• _SET PROBLEM_: Reproduce all of the material exactly as shown.

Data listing

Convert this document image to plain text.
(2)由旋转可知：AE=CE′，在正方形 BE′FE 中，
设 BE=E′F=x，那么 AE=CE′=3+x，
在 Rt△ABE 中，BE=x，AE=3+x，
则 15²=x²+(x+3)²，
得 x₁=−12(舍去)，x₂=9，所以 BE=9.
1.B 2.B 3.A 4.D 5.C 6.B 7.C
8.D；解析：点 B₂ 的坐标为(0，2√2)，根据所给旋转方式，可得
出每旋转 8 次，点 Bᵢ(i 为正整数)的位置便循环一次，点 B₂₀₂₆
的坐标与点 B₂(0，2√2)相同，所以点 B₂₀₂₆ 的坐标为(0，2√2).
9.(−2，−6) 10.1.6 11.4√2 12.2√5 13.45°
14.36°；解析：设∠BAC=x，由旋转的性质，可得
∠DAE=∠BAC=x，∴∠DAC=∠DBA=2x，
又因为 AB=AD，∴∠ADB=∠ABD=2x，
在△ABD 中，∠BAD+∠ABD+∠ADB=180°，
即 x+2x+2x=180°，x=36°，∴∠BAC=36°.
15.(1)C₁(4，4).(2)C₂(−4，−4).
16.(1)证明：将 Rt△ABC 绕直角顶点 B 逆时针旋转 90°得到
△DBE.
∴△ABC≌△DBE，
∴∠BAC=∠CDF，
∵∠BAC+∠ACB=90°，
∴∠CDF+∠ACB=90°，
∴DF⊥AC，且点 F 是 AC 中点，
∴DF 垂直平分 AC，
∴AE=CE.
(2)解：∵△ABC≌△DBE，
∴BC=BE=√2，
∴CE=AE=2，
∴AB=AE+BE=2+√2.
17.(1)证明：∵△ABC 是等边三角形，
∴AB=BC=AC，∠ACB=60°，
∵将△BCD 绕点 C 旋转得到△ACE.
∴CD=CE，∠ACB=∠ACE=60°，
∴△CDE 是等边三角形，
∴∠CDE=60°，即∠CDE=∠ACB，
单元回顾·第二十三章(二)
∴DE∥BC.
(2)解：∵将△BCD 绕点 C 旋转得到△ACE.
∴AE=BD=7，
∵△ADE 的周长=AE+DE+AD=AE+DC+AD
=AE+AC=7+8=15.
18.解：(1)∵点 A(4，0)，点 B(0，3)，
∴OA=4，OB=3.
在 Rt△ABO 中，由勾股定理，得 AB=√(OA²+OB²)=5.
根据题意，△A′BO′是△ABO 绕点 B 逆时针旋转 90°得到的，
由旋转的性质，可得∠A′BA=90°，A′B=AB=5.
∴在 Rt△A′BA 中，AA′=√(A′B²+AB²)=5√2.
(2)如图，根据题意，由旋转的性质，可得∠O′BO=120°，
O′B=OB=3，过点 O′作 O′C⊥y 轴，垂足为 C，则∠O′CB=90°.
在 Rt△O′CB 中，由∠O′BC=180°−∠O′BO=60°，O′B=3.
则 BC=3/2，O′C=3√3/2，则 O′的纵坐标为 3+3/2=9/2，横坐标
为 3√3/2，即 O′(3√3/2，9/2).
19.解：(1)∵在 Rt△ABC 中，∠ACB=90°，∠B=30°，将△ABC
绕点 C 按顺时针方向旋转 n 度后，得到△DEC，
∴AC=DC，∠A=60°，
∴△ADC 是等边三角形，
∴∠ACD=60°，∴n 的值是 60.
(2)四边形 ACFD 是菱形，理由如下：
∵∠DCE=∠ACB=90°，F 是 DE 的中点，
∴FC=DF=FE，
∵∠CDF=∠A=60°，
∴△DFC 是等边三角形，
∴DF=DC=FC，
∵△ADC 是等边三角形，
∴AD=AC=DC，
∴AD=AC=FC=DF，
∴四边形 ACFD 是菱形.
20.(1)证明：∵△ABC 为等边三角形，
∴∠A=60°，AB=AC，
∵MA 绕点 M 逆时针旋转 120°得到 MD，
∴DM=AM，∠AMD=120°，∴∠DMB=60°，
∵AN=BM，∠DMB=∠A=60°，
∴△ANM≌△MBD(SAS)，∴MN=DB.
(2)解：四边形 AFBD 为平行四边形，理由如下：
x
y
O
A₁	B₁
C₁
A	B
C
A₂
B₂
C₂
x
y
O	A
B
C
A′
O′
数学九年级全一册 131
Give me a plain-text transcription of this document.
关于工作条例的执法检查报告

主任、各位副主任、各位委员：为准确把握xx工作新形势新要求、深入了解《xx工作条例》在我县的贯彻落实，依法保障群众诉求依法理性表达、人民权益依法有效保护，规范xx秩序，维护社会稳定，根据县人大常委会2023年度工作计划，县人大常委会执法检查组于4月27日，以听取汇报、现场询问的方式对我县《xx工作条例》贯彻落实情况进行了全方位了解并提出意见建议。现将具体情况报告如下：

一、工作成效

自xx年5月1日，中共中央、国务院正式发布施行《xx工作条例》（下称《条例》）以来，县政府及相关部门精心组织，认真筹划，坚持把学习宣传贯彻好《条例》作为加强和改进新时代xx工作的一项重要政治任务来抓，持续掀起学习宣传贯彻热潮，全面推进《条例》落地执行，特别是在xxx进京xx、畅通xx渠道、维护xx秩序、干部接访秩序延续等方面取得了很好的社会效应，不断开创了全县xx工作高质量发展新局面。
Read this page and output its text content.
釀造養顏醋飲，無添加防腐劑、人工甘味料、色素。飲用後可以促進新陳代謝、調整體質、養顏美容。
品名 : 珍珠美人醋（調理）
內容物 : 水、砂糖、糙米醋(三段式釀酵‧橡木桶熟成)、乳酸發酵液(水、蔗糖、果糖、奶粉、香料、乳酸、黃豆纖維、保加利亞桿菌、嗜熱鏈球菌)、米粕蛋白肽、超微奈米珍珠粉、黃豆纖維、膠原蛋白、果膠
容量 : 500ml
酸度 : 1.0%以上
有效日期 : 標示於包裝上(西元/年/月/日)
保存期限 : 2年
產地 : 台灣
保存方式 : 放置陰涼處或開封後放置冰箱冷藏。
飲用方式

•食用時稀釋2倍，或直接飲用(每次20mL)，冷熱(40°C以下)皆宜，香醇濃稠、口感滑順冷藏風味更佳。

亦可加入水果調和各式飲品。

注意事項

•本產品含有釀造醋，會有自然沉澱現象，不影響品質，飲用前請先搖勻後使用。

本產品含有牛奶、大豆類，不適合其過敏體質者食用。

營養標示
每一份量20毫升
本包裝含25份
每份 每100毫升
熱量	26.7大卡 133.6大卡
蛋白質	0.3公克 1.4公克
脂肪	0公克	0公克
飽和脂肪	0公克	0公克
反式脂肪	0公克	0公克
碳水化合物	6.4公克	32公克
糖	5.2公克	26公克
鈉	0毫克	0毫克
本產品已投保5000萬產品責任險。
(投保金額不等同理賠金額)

• _OUTPUT OF THE TASK_:
Convert this document image to plain text.
(2)由旋转可知：AE=CE′，在正方形 BE′FE 中，
设 BE=E′F=x，那么 AE=CE′=3+x，
在 Rt△ABE 中，BE=x，AE=3+x，
则 15²=x²+(x+3)²，
得 x₁=−12(舍去)，x₂=9，所以 BE=9.
1.B 2.B 3.A 4.D 5.C 6.B 7.C
8.D；解析：点 B₂ 的坐标为(0，2√2)，根据所给旋转方式，可得
出每旋转 8 次，点 Bᵢ(i 为正整数)的位置便循环一次，点 B₂₀₂₆
的坐标与点 B₂(0，2√2)相同，所以点 B₂₀₂₆ 的坐标为(0，2√2).
9.(−2，−6) 10.1.6 11.4√2 12.2√5 13.45°
14.36°；解析：设∠BAC=x，由旋转的性质，可得
∠DAE=∠BAC=x，∴∠DAC=∠DBA=2x，
又因为 AB=AD，∴∠ADB=∠ABD=2x，
在△ABD 中，∠BAD+∠ABD+∠ADB=180°，
即 x+2x+2x=180°，x=36°，∴∠BAC=36°.
15.(1)C₁(4，4).(2)C₂(−4，−4).
16.(1)证明：将 Rt△ABC 绕直角顶点 B 逆时针旋转 90°得到
△DBE.
∴△ABC≌△DBE，
∴∠BAC=∠CDF，
∵∠BAC+∠ACB=90°，
∴∠CDF+∠ACB=90°，
∴DF⊥AC，且点 F 是 AC 中点，
∴DF 垂直平分 AC，
∴AE=CE.
(2)解：∵△ABC≌△DBE，
∴BC=BE=√2，
∴CE=AE=2，
∴AB=AE+BE=2+√2.
17.(1)证明：∵△ABC 是等边三角形，
∴AB=BC=AC，∠ACB=60°，
∵将△BCD 绕点 C 旋转得到△ACE.
∴CD=CE，∠ACB=∠ACE=60°，
∴△CDE 是等边三角形，
∴∠CDE=60°，即∠CDE=∠ACB，
单元回顾·第二十三章(二)
∴DE∥BC.
(2)解：∵将△BCD 绕点 C 旋转得到△ACE.
∴AE=BD=7，
∵△ADE 的周长=AE+DE+AD=AE+DC+AD
=AE+AC=7+8=15.
18.解：(1)∵点 A(4，0)，点 B(0，3)，
∴OA=4，OB=3.
在 Rt△ABO 中，由勾股定理，得 AB=√(OA²+OB²)=5.
根据题意，△A′BO′是△ABO 绕点 B 逆时针旋转 90°得到的，
由旋转的性质，可得∠A′BA=90°，A′B=AB=5.
∴在 Rt△A′BA 中，AA′=√(A′B²+AB²)=5√2.
(2)如图，根据题意，由旋转的性质，可得∠O′BO=120°，
O′B=OB=3，过点 O′作 O′C⊥y 轴，垂足为 C，则∠O′CB=90°.
在 Rt△O′CB 中，由∠O′BC=180°−∠O′BO=60°，O′B=3.
则 BC=3/2，O′C=3√3/2，则 O′的纵坐标为 3+3/2=9/2，横坐标
为 3√3/2，即 O′(3√3/2，9/2).
19.解：(1)∵在 Rt△ABC 中，∠ACB=90°，∠B=30°，将△ABC
绕点 C 按顺时针方向旋转 n 度后，得到△DEC，
∴AC=DC，∠A=60°，
∴△ADC 是等边三角形，
∴∠ACD=60°，∴n 的值是 60.
(2)四边形 ACFD 是菱形，理由如下：
∵∠DCE=∠ACB=90°，F 是 DE 的中点，
∴FC=DF=FE，
∵∠CDF=∠A=60°，
∴△DFC 是等边三角形，
∴DF=DC=FC，
∵△ADC 是等边三角形，
∴AD=AC=DC，
∴AD=AC=FC=DF，
∴四边形 ACFD 是菱形.
20.(1)证明：∵△ABC 为等边三角形，
∴∠A=60°，AB=AC，
∵MA 绕点 M 逆时针旋转 120°得到 MD，
∴DM=AM，∠AMD=120°，∴∠DMB=60°，
∵AN=BM，∠DMB=∠A=60°，
∴△ANM≌△MBD(SAS)，∴MN=DB.
(2)解：四边形 AFBD 为平行四边形，理由如下：
x
y
O
A₁	B₁
C₁
A	B
C
A₂
B₂
C₂
x
y
O	A
B
C
A′
O′
数学九年级全一册 131
Give me a plain-text transcription of this document.
关于工作条例的执法检查报告

主任、各位副主任、各位委员：为准确把握xx工作新形势新要求、深入了解《xx工作条例》在我县的贯彻落实，依法保障群众诉求依法理性表达、人民权益依法有效保护，规范xx秩序，维护社会稳定，根据县人大常委会2023年度工作计划，县人大常委会执法检查组于4月27日，以听取汇报、现场询问的方式对我县《xx工作条例》贯彻落实情况进行了全方位了解并提出意见建议。现将具体情况报告如下：

一、工作成效

自xx年5月1日，中共中央、国务院正式发布施行《xx工作条例》（下称《条例》）以来，县政府及相关部门精心组织，认真筹划，坚持把学习宣传贯彻好《条例》作为加强和改进新时代xx工作的一项重要政治任务来抓，持续掀起学习宣传贯彻热潮，全面推进《条例》落地执行，特别是在xxx进京xx、畅通xx渠道、维护xx秩序、干部接访秩序延续等方面取得了很好的社会效应，不断开创了全县xx工作高质量发展新局面。
Read this page and output its text content.
釀造養顏醋飲，無添加防腐劑、人工甘味料、色素。飲用後可以促進新陳代謝、調整體質、養顏美容。
品名 : 珍珠美人醋（調理）
內容物 : 水、砂糖、糙米醋(三段式釀酵‧橡木桶熟成)、乳酸發酵液(水、蔗糖、果糖、奶粉、香料、乳酸、黃豆纖維、保加利亞桿菌、嗜熱鏈球菌)、米粕蛋白肽、超微奈米珍珠粉、黃豆纖維、膠原蛋白、果膠
容量 : 500ml
酸度 : 1.0%以上
有效日期 : 標示於包裝上(西元/年/月/日)
保存期限 : 2年
產地 : 台灣
保存方式 : 放置陰涼處或開封後放置冰箱冷藏。
飲用方式

•食用時稀釋2倍，或直接飲用(每次20mL)，冷熱(40°C以下)皆宜，香醇濃稠、口感滑順冷藏風味更佳。

亦可加入水果調和各式飲品。

注意事項

•本產品含有釀造醋，會有自然沉澱現象，不影響品質，飲用前請先搖勻後使用。

本產品含有牛奶、大豆類，不適合其過敏體質者食用。

營養標示
每一份量20毫升
本包裝含25份
每份 每100毫升
熱量	26.7大卡 133.6大卡
蛋白質	0.3公克 1.4公克
脂肪	0公克	0公克
飽和脂肪	0公克	0公克
反式脂肪	0公克	0公克
碳水化合物	6.4公克	32公克
糖	5.2公克	26公克
鈉	0毫克	0毫克
本產品已投保5000萬產品責任險。
(投保金額不等同理賠金額)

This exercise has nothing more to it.